◆ The problem
From the entries below, say how many lines carry the word "race", and give nothing but the number.

◆ Material shown
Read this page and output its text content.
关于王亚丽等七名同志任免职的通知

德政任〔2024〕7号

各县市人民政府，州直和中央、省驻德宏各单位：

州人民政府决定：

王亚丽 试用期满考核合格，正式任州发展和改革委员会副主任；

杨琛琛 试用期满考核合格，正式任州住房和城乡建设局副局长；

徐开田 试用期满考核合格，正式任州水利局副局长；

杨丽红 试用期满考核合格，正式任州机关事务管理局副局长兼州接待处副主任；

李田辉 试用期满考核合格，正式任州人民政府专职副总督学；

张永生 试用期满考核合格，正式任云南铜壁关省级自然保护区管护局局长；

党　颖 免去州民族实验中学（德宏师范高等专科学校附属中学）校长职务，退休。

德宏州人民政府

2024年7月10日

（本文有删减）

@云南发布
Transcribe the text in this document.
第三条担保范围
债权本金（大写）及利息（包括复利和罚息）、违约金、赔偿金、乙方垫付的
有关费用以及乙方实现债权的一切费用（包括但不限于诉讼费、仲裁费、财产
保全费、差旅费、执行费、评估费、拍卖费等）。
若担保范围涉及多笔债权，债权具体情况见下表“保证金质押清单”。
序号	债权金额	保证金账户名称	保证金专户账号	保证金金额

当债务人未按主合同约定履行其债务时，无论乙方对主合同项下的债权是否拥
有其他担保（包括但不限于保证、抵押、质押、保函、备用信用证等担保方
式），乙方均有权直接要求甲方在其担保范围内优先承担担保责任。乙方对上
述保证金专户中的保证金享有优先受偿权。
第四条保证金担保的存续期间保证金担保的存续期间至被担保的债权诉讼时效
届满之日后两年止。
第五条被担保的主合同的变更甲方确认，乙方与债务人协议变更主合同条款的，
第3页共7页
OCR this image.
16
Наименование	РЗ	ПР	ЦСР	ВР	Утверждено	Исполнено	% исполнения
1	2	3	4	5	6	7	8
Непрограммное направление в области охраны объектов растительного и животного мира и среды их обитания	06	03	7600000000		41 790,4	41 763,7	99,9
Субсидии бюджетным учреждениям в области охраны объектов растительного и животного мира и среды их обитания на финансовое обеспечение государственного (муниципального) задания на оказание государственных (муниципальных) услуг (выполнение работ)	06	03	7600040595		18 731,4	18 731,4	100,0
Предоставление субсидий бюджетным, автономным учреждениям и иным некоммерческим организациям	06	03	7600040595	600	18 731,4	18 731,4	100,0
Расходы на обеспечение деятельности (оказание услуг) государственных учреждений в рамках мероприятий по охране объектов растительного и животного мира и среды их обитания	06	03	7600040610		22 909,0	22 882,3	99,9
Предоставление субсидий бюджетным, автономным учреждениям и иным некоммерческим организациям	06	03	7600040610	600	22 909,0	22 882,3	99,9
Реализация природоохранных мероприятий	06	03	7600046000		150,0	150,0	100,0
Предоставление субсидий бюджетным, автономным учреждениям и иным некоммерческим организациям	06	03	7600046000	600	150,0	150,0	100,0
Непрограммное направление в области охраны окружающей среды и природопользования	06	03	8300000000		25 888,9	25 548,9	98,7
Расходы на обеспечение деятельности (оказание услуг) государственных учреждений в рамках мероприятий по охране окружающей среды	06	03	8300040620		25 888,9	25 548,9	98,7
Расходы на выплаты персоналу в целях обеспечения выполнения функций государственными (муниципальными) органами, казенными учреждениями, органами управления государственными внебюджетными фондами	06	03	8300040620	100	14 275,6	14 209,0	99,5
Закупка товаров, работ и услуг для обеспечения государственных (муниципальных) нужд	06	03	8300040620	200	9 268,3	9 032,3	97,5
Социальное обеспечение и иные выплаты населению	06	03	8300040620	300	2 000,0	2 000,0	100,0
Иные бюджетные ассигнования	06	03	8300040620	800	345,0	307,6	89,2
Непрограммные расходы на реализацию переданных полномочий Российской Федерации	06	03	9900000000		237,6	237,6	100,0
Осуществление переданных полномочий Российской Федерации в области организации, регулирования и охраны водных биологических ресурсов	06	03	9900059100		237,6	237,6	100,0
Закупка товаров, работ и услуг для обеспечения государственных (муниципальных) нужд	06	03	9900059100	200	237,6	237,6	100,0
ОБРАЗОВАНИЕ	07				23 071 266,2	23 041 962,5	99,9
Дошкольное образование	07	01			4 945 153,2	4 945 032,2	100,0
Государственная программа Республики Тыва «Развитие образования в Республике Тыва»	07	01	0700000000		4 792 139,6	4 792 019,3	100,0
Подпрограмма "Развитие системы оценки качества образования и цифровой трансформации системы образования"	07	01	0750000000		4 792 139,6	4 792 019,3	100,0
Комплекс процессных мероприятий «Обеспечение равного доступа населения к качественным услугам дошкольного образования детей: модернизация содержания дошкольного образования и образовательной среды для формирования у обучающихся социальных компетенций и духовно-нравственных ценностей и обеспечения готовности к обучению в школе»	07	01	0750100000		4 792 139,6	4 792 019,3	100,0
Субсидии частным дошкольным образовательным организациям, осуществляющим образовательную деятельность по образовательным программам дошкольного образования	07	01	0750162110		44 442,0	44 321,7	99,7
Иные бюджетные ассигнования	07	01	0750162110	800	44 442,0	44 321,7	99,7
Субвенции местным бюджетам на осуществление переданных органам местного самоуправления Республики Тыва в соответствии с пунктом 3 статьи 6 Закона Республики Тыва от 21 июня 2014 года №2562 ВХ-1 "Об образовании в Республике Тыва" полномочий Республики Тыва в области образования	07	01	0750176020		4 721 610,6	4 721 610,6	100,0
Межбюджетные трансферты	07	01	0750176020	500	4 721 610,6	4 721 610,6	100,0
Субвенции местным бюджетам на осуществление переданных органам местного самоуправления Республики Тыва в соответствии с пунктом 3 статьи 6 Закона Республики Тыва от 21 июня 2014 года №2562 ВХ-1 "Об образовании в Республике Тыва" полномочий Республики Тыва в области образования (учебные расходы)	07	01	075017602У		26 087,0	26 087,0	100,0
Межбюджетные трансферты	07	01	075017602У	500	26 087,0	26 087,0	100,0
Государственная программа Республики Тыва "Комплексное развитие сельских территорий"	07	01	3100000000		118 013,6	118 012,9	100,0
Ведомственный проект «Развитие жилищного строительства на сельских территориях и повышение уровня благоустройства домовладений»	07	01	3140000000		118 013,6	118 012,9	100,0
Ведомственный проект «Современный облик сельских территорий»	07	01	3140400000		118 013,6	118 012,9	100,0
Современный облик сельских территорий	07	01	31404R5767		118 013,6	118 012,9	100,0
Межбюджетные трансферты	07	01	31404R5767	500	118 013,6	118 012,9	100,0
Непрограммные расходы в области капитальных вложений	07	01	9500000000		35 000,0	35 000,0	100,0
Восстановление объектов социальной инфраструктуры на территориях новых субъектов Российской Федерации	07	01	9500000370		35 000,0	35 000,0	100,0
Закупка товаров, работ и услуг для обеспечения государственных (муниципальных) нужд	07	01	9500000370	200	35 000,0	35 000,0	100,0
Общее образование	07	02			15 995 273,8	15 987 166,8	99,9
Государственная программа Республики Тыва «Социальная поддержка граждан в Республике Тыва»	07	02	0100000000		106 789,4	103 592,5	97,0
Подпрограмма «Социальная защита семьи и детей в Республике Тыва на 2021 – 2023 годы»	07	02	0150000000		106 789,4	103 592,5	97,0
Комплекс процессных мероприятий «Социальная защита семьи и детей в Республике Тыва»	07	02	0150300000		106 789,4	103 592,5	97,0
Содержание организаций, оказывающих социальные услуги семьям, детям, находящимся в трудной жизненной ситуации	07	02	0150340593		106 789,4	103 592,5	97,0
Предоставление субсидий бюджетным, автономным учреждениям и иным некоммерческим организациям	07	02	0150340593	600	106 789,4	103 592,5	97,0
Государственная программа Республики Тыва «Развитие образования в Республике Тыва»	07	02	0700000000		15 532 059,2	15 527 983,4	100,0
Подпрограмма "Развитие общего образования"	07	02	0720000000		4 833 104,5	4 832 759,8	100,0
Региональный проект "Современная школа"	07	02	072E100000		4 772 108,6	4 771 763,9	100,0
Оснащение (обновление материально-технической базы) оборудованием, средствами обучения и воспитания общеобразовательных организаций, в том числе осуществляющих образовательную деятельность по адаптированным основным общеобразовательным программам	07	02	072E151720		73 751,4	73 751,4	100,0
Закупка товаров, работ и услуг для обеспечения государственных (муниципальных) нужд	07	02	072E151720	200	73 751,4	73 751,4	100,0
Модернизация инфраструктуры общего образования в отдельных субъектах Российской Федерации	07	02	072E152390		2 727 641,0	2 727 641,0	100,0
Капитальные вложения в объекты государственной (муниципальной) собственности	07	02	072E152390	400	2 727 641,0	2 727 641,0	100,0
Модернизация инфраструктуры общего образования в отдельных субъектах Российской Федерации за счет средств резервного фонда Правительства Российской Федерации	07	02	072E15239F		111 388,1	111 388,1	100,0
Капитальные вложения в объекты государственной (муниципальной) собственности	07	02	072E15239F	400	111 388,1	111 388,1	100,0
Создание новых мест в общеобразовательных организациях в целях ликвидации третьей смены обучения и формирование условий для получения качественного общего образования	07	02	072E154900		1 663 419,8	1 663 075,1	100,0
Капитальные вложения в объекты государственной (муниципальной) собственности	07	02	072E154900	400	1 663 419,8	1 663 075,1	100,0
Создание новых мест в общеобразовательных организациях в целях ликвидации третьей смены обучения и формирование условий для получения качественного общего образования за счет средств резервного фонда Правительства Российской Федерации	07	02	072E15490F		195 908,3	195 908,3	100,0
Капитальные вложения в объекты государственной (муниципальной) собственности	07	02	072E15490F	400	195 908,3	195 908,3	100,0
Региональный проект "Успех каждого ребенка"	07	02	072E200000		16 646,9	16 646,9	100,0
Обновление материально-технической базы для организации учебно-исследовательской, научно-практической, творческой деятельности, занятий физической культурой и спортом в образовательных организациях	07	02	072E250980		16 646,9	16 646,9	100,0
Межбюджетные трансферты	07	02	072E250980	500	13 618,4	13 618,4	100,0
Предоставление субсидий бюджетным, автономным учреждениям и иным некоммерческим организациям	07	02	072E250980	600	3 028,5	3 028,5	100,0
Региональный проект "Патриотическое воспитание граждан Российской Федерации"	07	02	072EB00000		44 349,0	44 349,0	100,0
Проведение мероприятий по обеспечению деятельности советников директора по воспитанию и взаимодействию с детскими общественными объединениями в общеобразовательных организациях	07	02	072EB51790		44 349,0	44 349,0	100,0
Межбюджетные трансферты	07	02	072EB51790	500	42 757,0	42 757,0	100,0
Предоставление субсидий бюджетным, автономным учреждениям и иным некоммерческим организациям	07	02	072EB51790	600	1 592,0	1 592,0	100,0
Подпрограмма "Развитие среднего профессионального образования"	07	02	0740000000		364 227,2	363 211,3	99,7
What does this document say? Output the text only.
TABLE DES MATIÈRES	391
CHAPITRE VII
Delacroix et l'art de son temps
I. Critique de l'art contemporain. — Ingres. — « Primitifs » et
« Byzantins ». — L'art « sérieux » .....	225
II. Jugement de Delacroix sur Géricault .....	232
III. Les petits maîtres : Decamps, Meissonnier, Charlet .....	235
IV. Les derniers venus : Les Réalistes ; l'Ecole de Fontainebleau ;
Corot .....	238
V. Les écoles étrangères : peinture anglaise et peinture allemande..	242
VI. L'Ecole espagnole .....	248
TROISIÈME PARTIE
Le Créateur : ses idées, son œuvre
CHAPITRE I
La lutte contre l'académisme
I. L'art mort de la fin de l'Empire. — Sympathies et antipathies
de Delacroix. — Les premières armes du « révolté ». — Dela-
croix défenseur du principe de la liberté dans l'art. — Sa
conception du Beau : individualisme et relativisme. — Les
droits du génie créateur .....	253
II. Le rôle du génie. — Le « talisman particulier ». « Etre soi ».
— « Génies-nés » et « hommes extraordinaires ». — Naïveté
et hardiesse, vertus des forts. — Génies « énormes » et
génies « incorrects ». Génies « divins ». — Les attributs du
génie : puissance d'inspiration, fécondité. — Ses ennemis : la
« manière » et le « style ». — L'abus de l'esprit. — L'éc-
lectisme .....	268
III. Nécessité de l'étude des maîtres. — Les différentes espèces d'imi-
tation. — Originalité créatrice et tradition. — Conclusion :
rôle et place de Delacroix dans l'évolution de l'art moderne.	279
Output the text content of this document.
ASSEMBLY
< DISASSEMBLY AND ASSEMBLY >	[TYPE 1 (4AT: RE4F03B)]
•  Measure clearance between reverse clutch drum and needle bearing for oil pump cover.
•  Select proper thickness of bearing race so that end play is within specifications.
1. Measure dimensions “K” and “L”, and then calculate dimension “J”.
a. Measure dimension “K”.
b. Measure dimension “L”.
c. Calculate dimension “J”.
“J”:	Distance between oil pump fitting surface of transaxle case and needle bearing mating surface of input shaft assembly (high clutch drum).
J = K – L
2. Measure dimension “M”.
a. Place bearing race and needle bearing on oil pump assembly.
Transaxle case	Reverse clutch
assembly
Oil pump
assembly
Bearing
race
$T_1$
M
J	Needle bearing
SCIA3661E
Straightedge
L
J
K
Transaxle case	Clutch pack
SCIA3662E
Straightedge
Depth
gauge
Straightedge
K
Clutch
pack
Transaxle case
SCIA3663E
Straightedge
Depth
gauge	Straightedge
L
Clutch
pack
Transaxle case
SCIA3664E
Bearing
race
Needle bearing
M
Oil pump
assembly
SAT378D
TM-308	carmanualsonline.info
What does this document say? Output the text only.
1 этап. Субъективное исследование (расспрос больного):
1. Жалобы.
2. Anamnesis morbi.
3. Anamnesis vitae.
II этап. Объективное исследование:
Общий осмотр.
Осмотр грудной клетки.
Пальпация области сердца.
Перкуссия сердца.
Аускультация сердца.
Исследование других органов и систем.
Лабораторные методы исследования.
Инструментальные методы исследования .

◆ Reply
4